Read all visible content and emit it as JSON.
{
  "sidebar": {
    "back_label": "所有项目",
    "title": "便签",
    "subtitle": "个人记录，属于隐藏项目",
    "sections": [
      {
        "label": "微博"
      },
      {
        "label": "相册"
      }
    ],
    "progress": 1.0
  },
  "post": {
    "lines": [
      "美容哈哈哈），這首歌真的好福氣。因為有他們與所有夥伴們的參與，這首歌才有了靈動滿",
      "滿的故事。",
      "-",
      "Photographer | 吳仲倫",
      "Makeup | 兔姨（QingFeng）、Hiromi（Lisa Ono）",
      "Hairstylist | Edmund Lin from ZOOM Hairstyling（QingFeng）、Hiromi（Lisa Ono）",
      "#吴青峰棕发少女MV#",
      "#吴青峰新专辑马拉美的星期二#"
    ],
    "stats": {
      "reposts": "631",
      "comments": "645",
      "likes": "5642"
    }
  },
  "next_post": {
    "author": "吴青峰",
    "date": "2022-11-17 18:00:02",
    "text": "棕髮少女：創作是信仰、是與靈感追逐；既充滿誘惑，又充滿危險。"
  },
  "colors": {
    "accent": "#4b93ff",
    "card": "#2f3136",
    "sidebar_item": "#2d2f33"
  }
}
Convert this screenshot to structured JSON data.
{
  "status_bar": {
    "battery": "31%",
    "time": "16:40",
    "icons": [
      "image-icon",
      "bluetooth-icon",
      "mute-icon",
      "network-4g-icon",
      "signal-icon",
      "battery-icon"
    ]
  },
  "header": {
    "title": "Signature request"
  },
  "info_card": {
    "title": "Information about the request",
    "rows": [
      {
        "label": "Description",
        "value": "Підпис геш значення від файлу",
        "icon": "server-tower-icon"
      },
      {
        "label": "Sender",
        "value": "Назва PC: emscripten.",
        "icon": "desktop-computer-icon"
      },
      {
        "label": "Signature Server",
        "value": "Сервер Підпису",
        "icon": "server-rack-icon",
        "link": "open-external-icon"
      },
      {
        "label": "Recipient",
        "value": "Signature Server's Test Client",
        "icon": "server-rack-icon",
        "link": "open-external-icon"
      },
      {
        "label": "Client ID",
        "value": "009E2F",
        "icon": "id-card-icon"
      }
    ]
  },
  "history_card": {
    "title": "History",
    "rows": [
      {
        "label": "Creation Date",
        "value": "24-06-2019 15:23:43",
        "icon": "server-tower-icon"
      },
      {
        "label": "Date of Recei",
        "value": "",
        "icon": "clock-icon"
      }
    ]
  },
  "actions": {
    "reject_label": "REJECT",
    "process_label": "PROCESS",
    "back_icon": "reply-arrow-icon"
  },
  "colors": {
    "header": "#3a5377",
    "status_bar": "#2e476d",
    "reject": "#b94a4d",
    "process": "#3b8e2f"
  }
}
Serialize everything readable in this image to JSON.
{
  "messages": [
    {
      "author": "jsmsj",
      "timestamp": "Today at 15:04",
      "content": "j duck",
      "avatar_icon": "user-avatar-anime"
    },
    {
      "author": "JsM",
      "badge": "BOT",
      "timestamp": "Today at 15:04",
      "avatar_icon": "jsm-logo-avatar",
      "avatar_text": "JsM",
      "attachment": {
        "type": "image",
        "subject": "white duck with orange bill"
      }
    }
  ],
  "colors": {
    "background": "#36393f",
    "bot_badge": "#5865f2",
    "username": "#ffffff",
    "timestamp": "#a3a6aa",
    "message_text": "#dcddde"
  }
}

> [Written task] Lines containing the word "Client" must all be returned from the material above.

> [Exercise result]
        "value": "Signature Server's Test Client",
        "label": "Client ID",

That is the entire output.